**The task:** Extract every line of the material below and reproduce it faithfully.

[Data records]
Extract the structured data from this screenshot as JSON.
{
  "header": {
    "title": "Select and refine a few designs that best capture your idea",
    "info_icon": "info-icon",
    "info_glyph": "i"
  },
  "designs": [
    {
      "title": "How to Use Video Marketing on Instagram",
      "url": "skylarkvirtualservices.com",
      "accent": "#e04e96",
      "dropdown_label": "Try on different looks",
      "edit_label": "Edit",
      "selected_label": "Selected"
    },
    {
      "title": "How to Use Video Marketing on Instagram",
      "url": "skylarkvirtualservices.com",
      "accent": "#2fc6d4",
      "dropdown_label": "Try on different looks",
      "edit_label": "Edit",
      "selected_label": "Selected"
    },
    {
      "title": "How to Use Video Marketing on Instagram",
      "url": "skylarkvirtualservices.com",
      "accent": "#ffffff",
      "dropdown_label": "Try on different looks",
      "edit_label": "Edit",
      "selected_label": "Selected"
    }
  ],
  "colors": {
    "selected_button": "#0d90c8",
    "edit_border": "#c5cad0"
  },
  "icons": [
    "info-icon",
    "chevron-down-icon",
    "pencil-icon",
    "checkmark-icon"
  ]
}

**Task result:**
Extract the structured data from this screenshot as JSON.
{
  "header": {
    "title": "Select and refine a few designs that best capture your idea",
    "info_icon": "info-icon",
    "info_glyph": "i"
  },
  "designs": [
    {
      "title": "How to Use Video Marketing on Instagram",
      "url": "skylarkvirtualservices.com",
      "accent": "#e04e96",
      "dropdown_label": "Try on different looks",
      "edit_label": "Edit",
      "selected_label": "Selected"
    },
    {
      "title": "How to Use Video Marketing on Instagram",
      "url": "skylarkvirtualservices.com",
      "accent": "#2fc6d4",
      "dropdown_label": "Try on different looks",
      "edit_label": "Edit",
      "selected_label": "Selected"
    },
    {
      "title": "How to Use Video Marketing on Instagram",
      "url": "skylarkvirtualservices.com",
      "accent": "#ffffff",
      "dropdown_label": "Try on different looks",
      "edit_label": "Edit",
      "selected_label": "Selected"
    }
  ],
  "colors": {
    "selected_button": "#0d90c8",
    "edit_border": "#c5cad0"
  },
  "icons": [
    "info-icon",
    "chevron-down-icon",
    "pencil-icon",
    "checkmark-icon"
  ]
}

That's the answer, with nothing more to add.